▶ YOUR TASK
Repeat the whole listing exactly.

▶ DATA SHOWN
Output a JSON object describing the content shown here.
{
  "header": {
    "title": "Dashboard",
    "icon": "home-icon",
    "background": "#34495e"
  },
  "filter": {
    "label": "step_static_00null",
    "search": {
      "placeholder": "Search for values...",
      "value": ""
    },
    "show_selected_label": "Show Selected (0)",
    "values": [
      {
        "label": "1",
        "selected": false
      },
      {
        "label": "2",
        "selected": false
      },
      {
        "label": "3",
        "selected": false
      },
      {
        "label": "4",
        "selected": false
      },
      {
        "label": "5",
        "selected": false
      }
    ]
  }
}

▶ COMPLETED TASK
Output a JSON object describing the content shown here.
{
  "header": {
    "title": "Dashboard",
    "icon": "home-icon",
    "background": "#34495e"
  },
  "filter": {
    "label": "step_static_00null",
    "search": {
      "placeholder": "Search for values...",
      "value": ""
    },
    "show_selected_label": "Show Selected (0)",
    "values": [
      {
        "label": "1",
        "selected": false
      },
      {
        "label": "2",
        "selected": false
      },
      {
        "label": "3",
        "selected": false
      },
      {
        "label": "4",
        "selected": false
      },
      {
        "label": "5",
        "selected": false
      }
    ]
  }
}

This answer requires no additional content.